(A block of data)

--- begin ---

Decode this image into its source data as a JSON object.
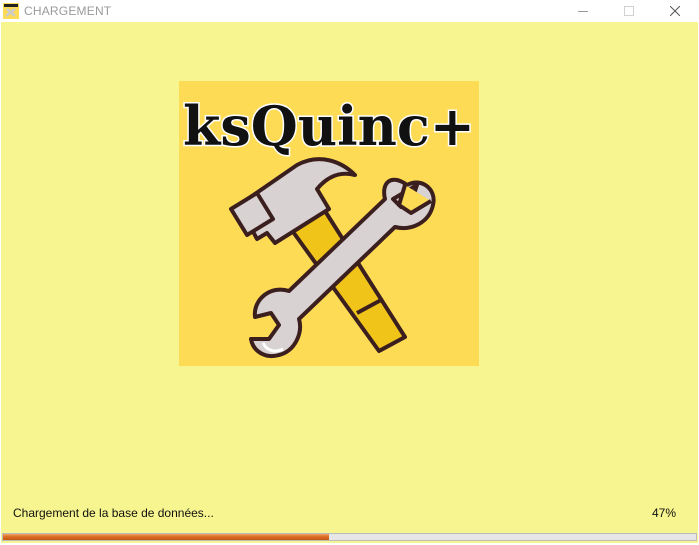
{
  "window": {
    "title": "CHARGEMENT",
    "icon": "ksquinc-icon",
    "controls": [
      "minimize-icon",
      "maximize-icon",
      "close-icon"
    ]
  },
  "logo": {
    "text": "ksQuinc+",
    "image": "hammer-and-wrench"
  },
  "status": {
    "message": "Chargement de la base de données...",
    "percent_label": "47%",
    "progress": 0.47
  },
  "colors": {
    "background": "#f7f58f",
    "logo_background": "#fedb55",
    "progress_fill": "#d96a20"
  }
}
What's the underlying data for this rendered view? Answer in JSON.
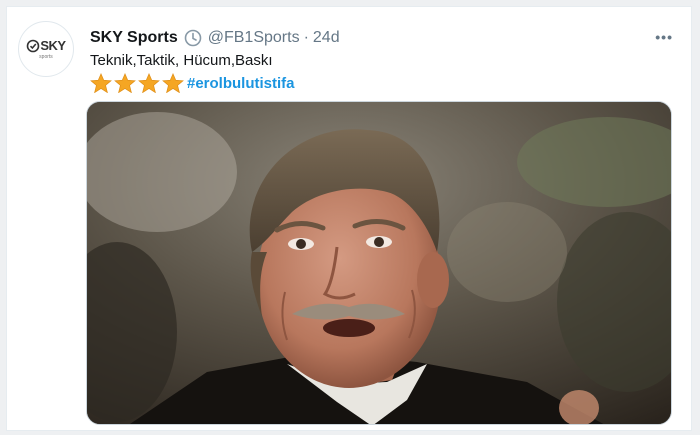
{
  "tweet": {
    "display_name": "SKY Sports",
    "handle": "@FB1Sports",
    "separator": "·",
    "time": "24d",
    "text": "Teknik,Taktik, Hücum,Baskı",
    "rating_stars": 4,
    "hashtag": "#erolbulutistifa",
    "more_label": "•••"
  },
  "avatar": {
    "logo_text": "SKY",
    "logo_subtext": "sports"
  },
  "icons": {
    "verified": "clock-badge-icon",
    "star": "star-icon",
    "more": "more-options-icon"
  },
  "colors": {
    "name": "#14171a",
    "muted": "#657786",
    "hashtag": "#1b95e0",
    "star": "#f5a623"
  },
  "media": {
    "description_alt": "photo"
  }
}
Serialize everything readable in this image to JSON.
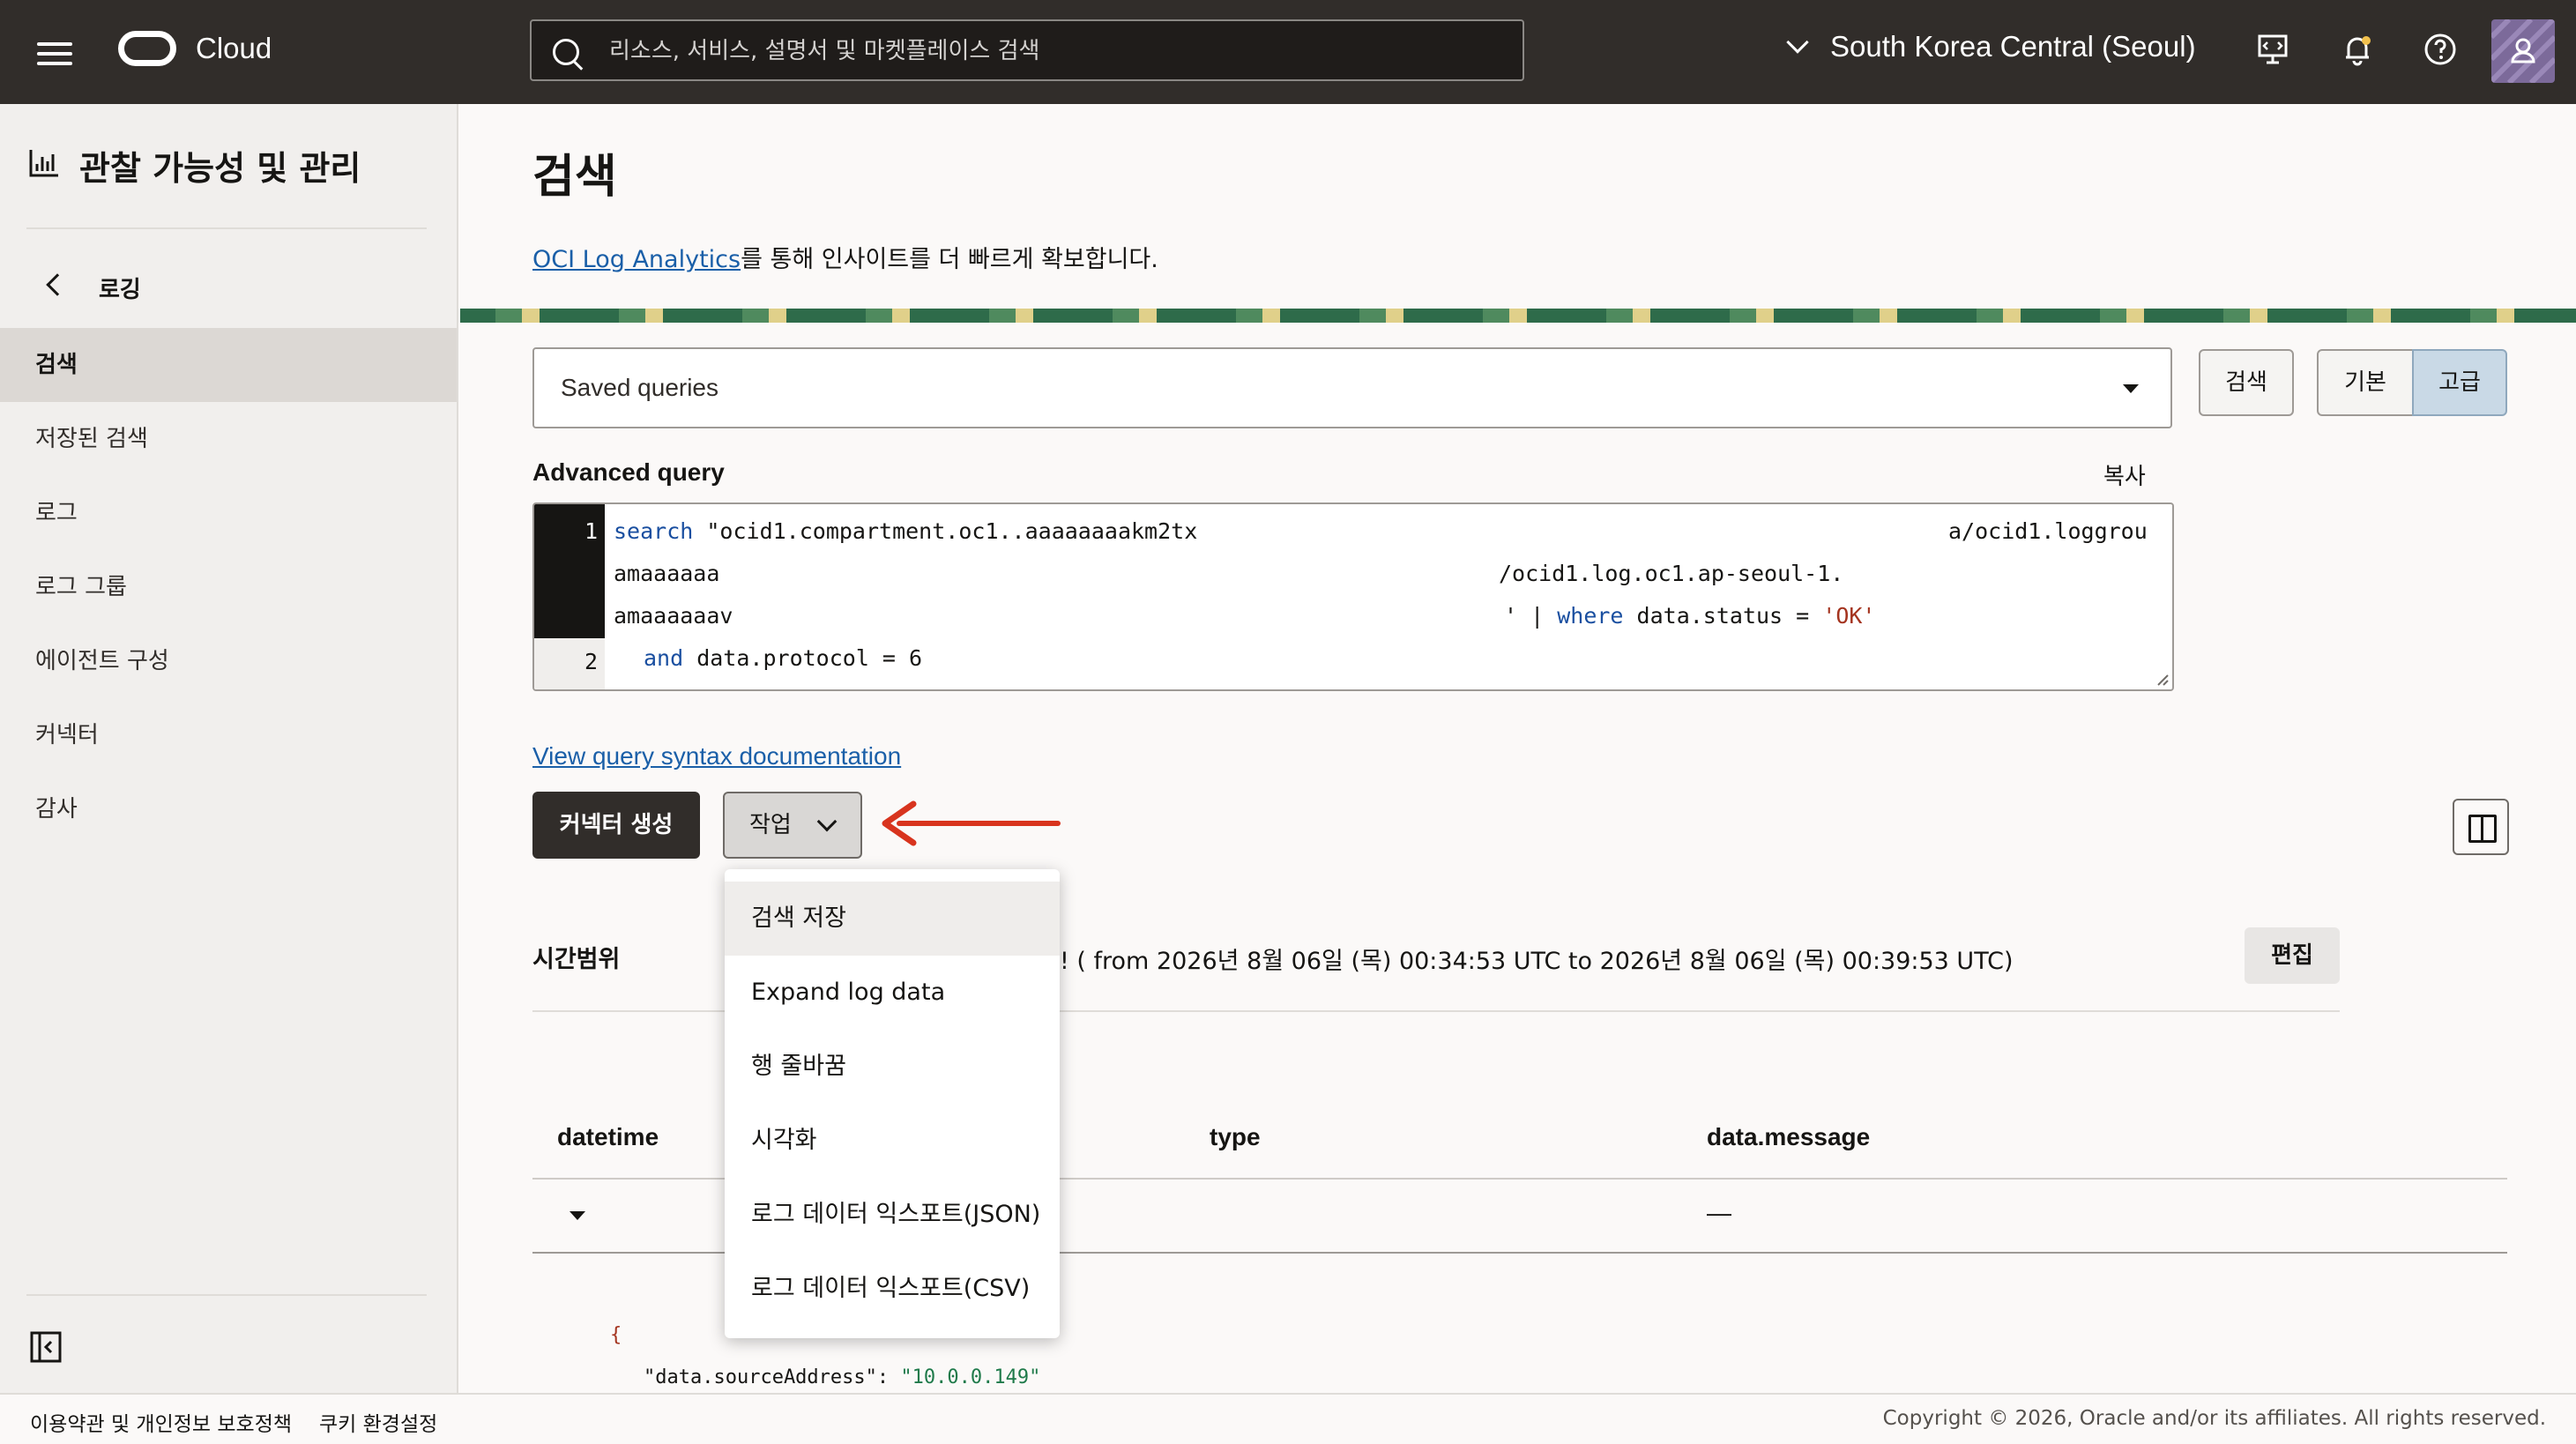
{
  "header": {
    "brand": "Cloud",
    "search_placeholder": "리소스, 서비스, 설명서 및 마켓플레이스 검색",
    "region": "South Korea Central (Seoul)"
  },
  "sidebar": {
    "title": "관찰 가능성 및 관리",
    "back_label": "로깅",
    "items": [
      {
        "label": "검색"
      },
      {
        "label": "저장된 검색"
      },
      {
        "label": "로그"
      },
      {
        "label": "로그 그룹"
      },
      {
        "label": "에이전트 구성"
      },
      {
        "label": "커넥터"
      },
      {
        "label": "감사"
      }
    ]
  },
  "main": {
    "title": "검색",
    "intro_link": "OCI Log Analytics",
    "intro_text": "를 통해 인사이트를 더 빠르게 확보합니다.",
    "saved_queries": "Saved queries",
    "search_button": "검색",
    "mode_basic": "기본",
    "mode_advanced": "고급",
    "advanced_query_label": "Advanced query",
    "copy_label": "복사",
    "query": {
      "line1_num": "1",
      "line2_num": "2",
      "l1_kw": "search",
      "l1_text": " \"ocid1.compartment.oc1..aaaaaaaakm2tx",
      "l1_tail": "a/ocid1.loggrou",
      "l2_text": "amaaaaaa",
      "l2_tail": "/ocid1.log.oc1.ap-seoul-1.",
      "l3_text": "amaaaaaav",
      "l3_tail1": "' | ",
      "l3_kw": "where",
      "l3_tail2": " data.status = ",
      "l3_str": "'OK'",
      "l4_kw": "and",
      "l4_text": " data.protocol = 6"
    },
    "doc_link": "View query syntax documentation",
    "create_connector_button": "커넥터 생성",
    "actions_button": "작업",
    "actions_menu": [
      {
        "label": "검색 저장"
      },
      {
        "label": "Expand log data"
      },
      {
        "label": "행 줄바꿈"
      },
      {
        "label": "시각화"
      },
      {
        "label": "로그 데이터 익스포트(JSON)"
      },
      {
        "label": "로그 데이터 익스포트(CSV)"
      }
    ],
    "time_range_label": "시간범위",
    "time_range_text": "! ( from 2026년 8월 06일 (목) 00:34:53 UTC to 2026년 8월 06일 (목) 00:39:53 UTC)",
    "edit_button": "편집",
    "columns": [
      "datetime",
      "type",
      "data.message"
    ],
    "row_message": "—",
    "json_open": "{",
    "json_key": "\"data.sourceAddress\"",
    "json_sep": ": ",
    "json_value": "\"10.0.0.149\""
  },
  "footer": {
    "terms": "이용약관 및 개인정보 보호정책",
    "cookies": "쿠키 환경설정",
    "copyright": "Copyright © 2026, Oracle and/or its affiliates. All rights reserved."
  },
  "colors": {
    "header_bg": "#312d2a",
    "link": "#1a5fa8",
    "annotation_arrow": "#d8341e"
  }
}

--- end ---

- INSTRUCTIONS TO FOLLOW
All of the entries need to be transcribed word for word; pictures are left out.

- THE RESPONSE
Decode this image into its source data as a JSON object.
{
  "window": {
    "title": "CHARGEMENT",
    "icon": "ksquinc-icon",
    "controls": [
      "minimize-icon",
      "maximize-icon",
      "close-icon"
    ]
  },
  "logo": {
    "text": "ksQuinc+",
    "image": "hammer-and-wrench"
  },
  "status": {
    "message": "Chargement de la base de données...",
    "percent_label": "47%",
    "progress": 0.47
  },
  "colors": {
    "background": "#f7f58f",
    "logo_background": "#fedb55",
    "progress_fill": "#d96a20"
  }
}
What's the underlying data for this rendered view? Answer in JSON.
{
  "tweet": {
    "display_name": "SKY Sports",
    "handle": "@FB1Sports",
    "separator": "·",
    "time": "24d",
    "text": "Teknik,Taktik, Hücum,Baskı",
    "rating_stars": 4,
    "hashtag": "#erolbulutistifa",
    "more_label": "•••"
  },
  "avatar": {
    "logo_text": "SKY",
    "logo_subtext": "sports"
  },
  "icons": {
    "verified": "clock-badge-icon",
    "star": "star-icon",
    "more": "more-options-icon"
  },
  "colors": {
    "name": "#14171a",
    "muted": "#657786",
    "hashtag": "#1b95e0",
    "star": "#f5a623"
  },
  "media": {
    "description_alt": "photo"
  }
}
Serialize everything readable in this image to JSON.
{
  "header": {
    "brand": "Cloud",
    "search_placeholder": "리소스, 서비스, 설명서 및 마켓플레이스 검색",
    "region": "South Korea Central (Seoul)"
  },
  "sidebar": {
    "title": "관찰 가능성 및 관리",
    "back_label": "로깅",
    "items": [
      {
        "label": "검색"
      },
      {
        "label": "저장된 검색"
      },
      {
        "label": "로그"
      },
      {
        "label": "로그 그룹"
      },
      {
        "label": "에이전트 구성"
      },
      {
        "label": "커넥터"
      },
      {
        "label": "감사"
      }
    ]
  },
  "main": {
    "title": "검색",
    "intro_link": "OCI Log Analytics",
    "intro_text": "를 통해 인사이트를 더 빠르게 확보합니다.",
    "saved_queries": "Saved queries",
    "search_button": "검색",
    "mode_basic": "기본",
    "mode_advanced": "고급",
    "advanced_query_label": "Advanced query",
    "copy_label": "복사",
    "query": {
      "line1_num": "1",
      "line2_num": "2",
      "l1_kw": "search",
      "l1_text": " \"ocid1.compartment.oc1..aaaaaaaakm2tx",
      "l1_tail": "a/ocid1.loggrou",
      "l2_text": "amaaaaaa",
      "l2_tail": "/ocid1.log.oc1.ap-seoul-1.",
      "l3_text": "amaaaaaav",
      "l3_tail1": "' | ",
      "l3_kw": "where",
      "l3_tail2": " data.status = ",
      "l3_str": "'OK'",
      "l4_kw": "and",
      "l4_text": " data.protocol = 6"
    },
    "doc_link": "View query syntax documentation",
    "create_connector_button": "커넥터 생성",
    "actions_button": "작업",
    "actions_menu": [
      {
        "label": "검색 저장"
      },
      {
        "label": "Expand log data"
      },
      {
        "label": "행 줄바꿈"
      },
      {
        "label": "시각화"
      },
      {
        "label": "로그 데이터 익스포트(JSON)"
      },
      {
        "label": "로그 데이터 익스포트(CSV)"
      }
    ],
    "time_range_label": "시간범위",
    "time_range_text": "! ( from 2026년 8월 06일 (목) 00:34:53 UTC to 2026년 8월 06일 (목) 00:39:53 UTC)",
    "edit_button": "편집",
    "columns": [
      "datetime",
      "type",
      "data.message"
    ],
    "row_message": "—",
    "json_open": "{",
    "json_key": "\"data.sourceAddress\"",
    "json_sep": ": ",
    "json_value": "\"10.0.0.149\""
  },
  "footer": {
    "terms": "이용약관 및 개인정보 보호정책",
    "cookies": "쿠키 환경설정",
    "copyright": "Copyright © 2026, Oracle and/or its affiliates. All rights reserved."
  },
  "colors": {
    "header_bg": "#312d2a",
    "link": "#1a5fa8",
    "annotation_arrow": "#d8341e"
  }
}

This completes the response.